Listing →
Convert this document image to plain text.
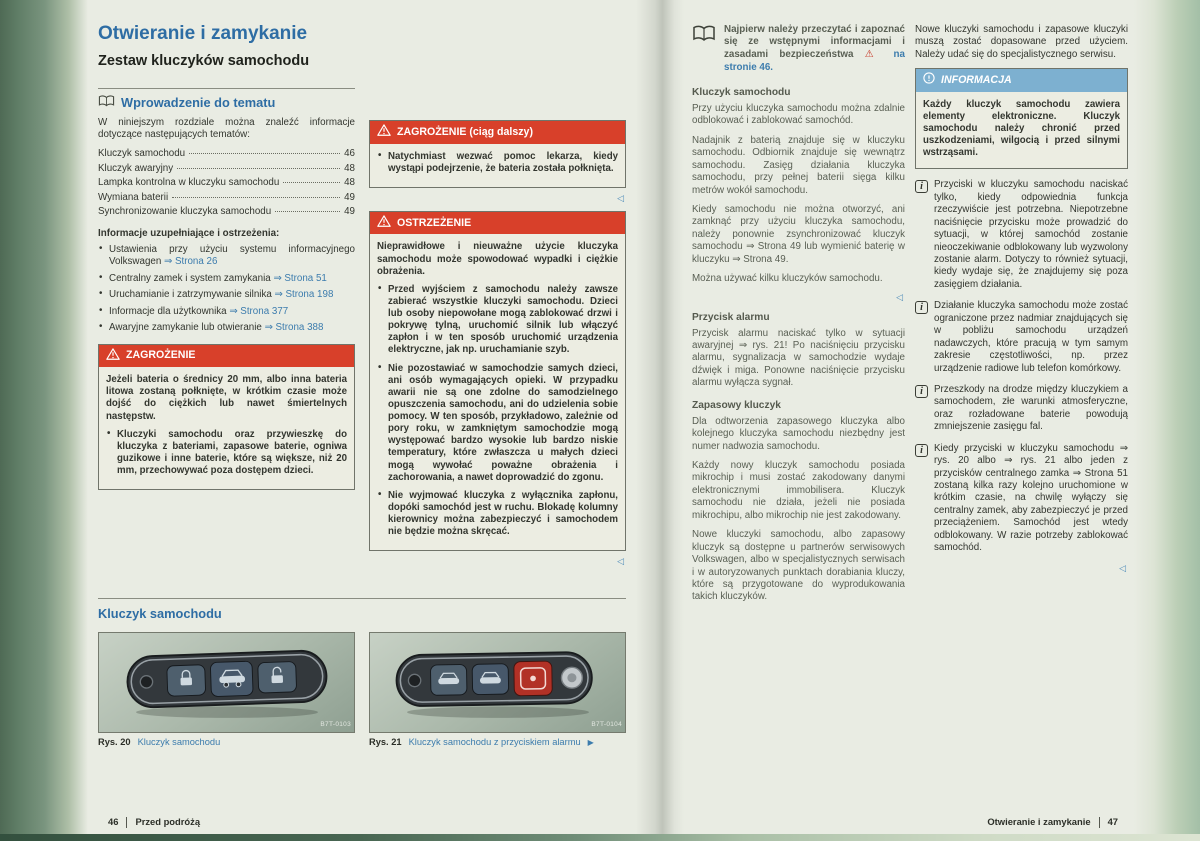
Otwieranie i zamykanie
Zestaw kluczyków samochodu
Wprowadzenie do tematu

W niniejszym rozdziale można znaleźć informacje dotyczące następujących tematów:

Kluczyk samochodu	46
Kluczyk awaryjny	48
Lampka kontrolna w kluczyku samochodu	48
Wymiana baterii	49
Synchronizowanie kluczyka samochodu	49

Informacje uzupełniające i ostrzeżenia:

• Ustawienia przy użyciu systemu informacyjnego Volkswagen ⇒ Strona 26
• Centralny zamek i system zamykania ⇒ Strona 51
• Uruchamianie i zatrzymywanie silnika ⇒ Strona 198
• Informacje dla użytkownika ⇒ Strona 377
• Awaryjne zamykanie lub otwieranie ⇒ Strona 388
ZAGROŻENIE

Jeżeli bateria o średnicy 20 mm, albo inna bateria litowa zostaną połknięte, w krótkim czasie może dojść do ciężkich lub nawet śmiertelnych następstw.

• Kluczyki samochodu oraz przywieszkę do kluczyka z bateriami, zapasowe baterie, ogniwa guzikowe i inne baterie, które są większe, niż 20 mm, przechowywać poza dostępem dzieci.
ZAGROŻENIE (ciąg dalszy)
• Natychmiast wezwać pomoc lekarza, kiedy wystąpi podejrzenie, że bateria została połknięta.
◁
OSTRZEŻENIE

Nieprawidłowe i nieuważne użycie kluczyka samochodu może spowodować wypadki i ciężkie obrażenia.

• Przed wyjściem z samochodu należy zawsze zabierać wszystkie kluczyki samochodu. Dzieci lub osoby niepowołane mogą zablokować drzwi i pokrywę tylną, uruchomić silnik lub włączyć zapłon i w ten sposób uruchomić urządzenia elektryczne, jak np. uruchamianie szyb.
• Nie pozostawiać w samochodzie samych dzieci, ani osób wymagających opieki. W przypadku awarii nie są one zdolne do samodzielnego opuszczenia samochodu, ani do udzielenia sobie pomocy. W ten sposób, przykładowo, zależnie od pory roku, w zamkniętym samochodzie mogą występować bardzo wysokie lub bardzo niskie temperatury, które zwłaszcza u małych dzieci mogą wywołać poważne obrażenia i zachorowania, a nawet doprowadzić do zgonu.
• Nie wyjmować kluczyka z wyłącznika zapłonu, dopóki samochód jest w ruchu. Blokadę kolumny kierownicy można zabezpieczyć i samochodem nie będzie można skręcać.
◁
Kluczyk samochodu
B7T-0103
Rys. 20 Kluczyk samochodu
B7T-0104
Rys. 21 Kluczyk samochodu z przyciskiem alarmu ▶
46 Przed podróżą

Najpierw należy przeczytać i zapoznać się ze wstępnymi informacjami i zasadami bezpieczeństwa ⚠ na stronie 46.

Kluczyk samochodu

Przy użyciu kluczyka samochodu można zdalnie odblokować i zablokować samochód.

Nadajnik z baterią znajduje się w kluczyku samochodu. Odbiornik znajduje się wewnątrz samochodu. Zasięg działania kluczyka samochodu, przy pełnej baterii sięga kilku metrów wokół samochodu.

Kiedy samochodu nie można otworzyć, ani zamknąć przy użyciu kluczyka samochodu, należy ponownie zsynchronizować kluczyk samochodu ⇒ Strona 49 lub wymienić baterię w kluczyku ⇒ Strona 49.

Można używać kilku kluczyków samochodu.

◁
Przycisk alarmu

Przycisk alarmu naciskać tylko w sytuacji awaryjnej ⇒ rys. 21! Po naciśnięciu przycisku alarmu, sygnalizacja w samochodzie wydaje dźwięk i miga. Ponowne naciśnięcie przycisku alarmu wyłącza sygnał.

Zapasowy kluczyk

Dla odtworzenia zapasowego kluczyka albo kolejnego kluczyka samochodu niezbędny jest numer nadwozia samochodu.

Każdy nowy kluczyk samochodu posiada mikrochip i musi zostać zakodowany danymi elektronicznymi immobilisera. Kluczyk samochodu nie działa, jeżeli nie posiada mikrochipu, albo mikrochip nie jest zakodowany.

Nowe kluczyki samochodu, albo zapasowy kluczyk są dostępne u partnerów serwisowych Volkswagen, albo w specjalistycznych serwisach i w autoryzowanych punktach dorabiania kluczy, które są przygotowane do wyprodukowania takich kluczyków.

Nowe kluczyki samochodu i zapasowe kluczyki muszą zostać dopasowane przed użyciem. Należy udać się do specjalistycznego serwisu.

INFORMACJA

Każdy kluczyk samochodu zawiera elementy elektroniczne. Kluczyk samochodu należy chronić przed uszkodzeniami, wilgocią i przed silnymi wstrząsami.

i	Przyciski w kluczyku samochodu naciskać tylko, kiedy odpowiednia funkcja rzeczywiście jest potrzebna. Niepotrzebne naciśnięcie przycisku może prowadzić do sytuacji, w której samochód zostanie nieoczekiwanie odblokowany lub wyzwolony zostanie alarm. Dotyczy to również sytuacji, kiedy wydaje się, że znajdujemy się poza zasięgiem działania.

i	Działanie kluczyka samochodu może zostać ograniczone przez nadmiar znajdujących się w pobliżu samochodu urządzeń nadawczych, które pracują w tym samym zakresie częstotliwości, np. przez urządzenie radiowe lub telefon komórkowy.

i	Przeszkody na drodze między kluczykiem a samochodem, złe warunki atmosferyczne, oraz rozładowane baterie powodują zmniejszenie zasięgu fal.

i	Kiedy przyciski w kluczyku samochodu ⇒ rys. 20 albo ⇒ rys. 21 albo jeden z przycisków centralnego zamka ⇒ Strona 51 zostaną kilka razy kolejno uruchomione w krótkim czasie, na chwilę wyłączy się centralny zamek, aby zabezpieczyć je przed przeciążeniem. Samochód jest wtedy odblokowany. W razie potrzeby zablokować samochód.

◁
Otwieranie i zamykanie 47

Given instruction → Give every line above again exactly, with no pictures.

Answer for the task →
Convert this document image to plain text.
Otwieranie i zamykanie
Zestaw kluczyków samochodu
Wprowadzenie do tematu

W niniejszym rozdziale można znaleźć informacje dotyczące następujących tematów:

Kluczyk samochodu	46
Kluczyk awaryjny	48
Lampka kontrolna w kluczyku samochodu	48
Wymiana baterii	49
Synchronizowanie kluczyka samochodu	49

Informacje uzupełniające i ostrzeżenia:

• Ustawienia przy użyciu systemu informacyjnego Volkswagen ⇒ Strona 26
• Centralny zamek i system zamykania ⇒ Strona 51
• Uruchamianie i zatrzymywanie silnika ⇒ Strona 198
• Informacje dla użytkownika ⇒ Strona 377
• Awaryjne zamykanie lub otwieranie ⇒ Strona 388
ZAGROŻENIE

Jeżeli bateria o średnicy 20 mm, albo inna bateria litowa zostaną połknięte, w krótkim czasie może dojść do ciężkich lub nawet śmiertelnych następstw.

• Kluczyki samochodu oraz przywieszkę do kluczyka z bateriami, zapasowe baterie, ogniwa guzikowe i inne baterie, które są większe, niż 20 mm, przechowywać poza dostępem dzieci.
ZAGROŻENIE (ciąg dalszy)
• Natychmiast wezwać pomoc lekarza, kiedy wystąpi podejrzenie, że bateria została połknięta.
◁
OSTRZEŻENIE

Nieprawidłowe i nieuważne użycie kluczyka samochodu może spowodować wypadki i ciężkie obrażenia.

• Przed wyjściem z samochodu należy zawsze zabierać wszystkie kluczyki samochodu. Dzieci lub osoby niepowołane mogą zablokować drzwi i pokrywę tylną, uruchomić silnik lub włączyć zapłon i w ten sposób uruchomić urządzenia elektryczne, jak np. uruchamianie szyb.
• Nie pozostawiać w samochodzie samych dzieci, ani osób wymagających opieki. W przypadku awarii nie są one zdolne do samodzielnego opuszczenia samochodu, ani do udzielenia sobie pomocy. W ten sposób, przykładowo, zależnie od pory roku, w zamkniętym samochodzie mogą występować bardzo wysokie lub bardzo niskie temperatury, które zwłaszcza u małych dzieci mogą wywołać poważne obrażenia i zachorowania, a nawet doprowadzić do zgonu.
• Nie wyjmować kluczyka z wyłącznika zapłonu, dopóki samochód jest w ruchu. Blokadę kolumny kierownicy można zabezpieczyć i samochodem nie będzie można skręcać.
◁
Kluczyk samochodu
B7T-0103
Rys. 20 Kluczyk samochodu
B7T-0104
Rys. 21 Kluczyk samochodu z przyciskiem alarmu ▶
46 Przed podróżą

Najpierw należy przeczytać i zapoznać się ze wstępnymi informacjami i zasadami bezpieczeństwa ⚠ na stronie 46.

Kluczyk samochodu

Przy użyciu kluczyka samochodu można zdalnie odblokować i zablokować samochód.

Nadajnik z baterią znajduje się w kluczyku samochodu. Odbiornik znajduje się wewnątrz samochodu. Zasięg działania kluczyka samochodu, przy pełnej baterii sięga kilku metrów wokół samochodu.

Kiedy samochodu nie można otworzyć, ani zamknąć przy użyciu kluczyka samochodu, należy ponownie zsynchronizować kluczyk samochodu ⇒ Strona 49 lub wymienić baterię w kluczyku ⇒ Strona 49.

Można używać kilku kluczyków samochodu.

◁
Przycisk alarmu

Przycisk alarmu naciskać tylko w sytuacji awaryjnej ⇒ rys. 21! Po naciśnięciu przycisku alarmu, sygnalizacja w samochodzie wydaje dźwięk i miga. Ponowne naciśnięcie przycisku alarmu wyłącza sygnał.

Zapasowy kluczyk

Dla odtworzenia zapasowego kluczyka albo kolejnego kluczyka samochodu niezbędny jest numer nadwozia samochodu.

Każdy nowy kluczyk samochodu posiada mikrochip i musi zostać zakodowany danymi elektronicznymi immobilisera. Kluczyk samochodu nie działa, jeżeli nie posiada mikrochipu, albo mikrochip nie jest zakodowany.

Nowe kluczyki samochodu, albo zapasowy kluczyk są dostępne u partnerów serwisowych Volkswagen, albo w specjalistycznych serwisach i w autoryzowanych punktach dorabiania kluczy, które są przygotowane do wyprodukowania takich kluczyków.

Nowe kluczyki samochodu i zapasowe kluczyki muszą zostać dopasowane przed użyciem. Należy udać się do specjalistycznego serwisu.

INFORMACJA

Każdy kluczyk samochodu zawiera elementy elektroniczne. Kluczyk samochodu należy chronić przed uszkodzeniami, wilgocią i przed silnymi wstrząsami.

i	Przyciski w kluczyku samochodu naciskać tylko, kiedy odpowiednia funkcja rzeczywiście jest potrzebna. Niepotrzebne naciśnięcie przycisku może prowadzić do sytuacji, w której samochód zostanie nieoczekiwanie odblokowany lub wyzwolony zostanie alarm. Dotyczy to również sytuacji, kiedy wydaje się, że znajdujemy się poza zasięgiem działania.

i	Działanie kluczyka samochodu może zostać ograniczone przez nadmiar znajdujących się w pobliżu samochodu urządzeń nadawczych, które pracują w tym samym zakresie częstotliwości, np. przez urządzenie radiowe lub telefon komórkowy.

i	Przeszkody na drodze między kluczykiem a samochodem, złe warunki atmosferyczne, oraz rozładowane baterie powodują zmniejszenie zasięgu fal.

i	Kiedy przyciski w kluczyku samochodu ⇒ rys. 20 albo ⇒ rys. 21 albo jeden z przycisków centralnego zamka ⇒ Strona 51 zostaną kilka razy kolejno uruchomione w krótkim czasie, na chwilę wyłączy się centralny zamek, aby zabezpieczyć je przed przeciążeniem. Samochód jest wtedy odblokowany. W razie potrzeby zablokować samochód.

◁
Otwieranie i zamykanie 47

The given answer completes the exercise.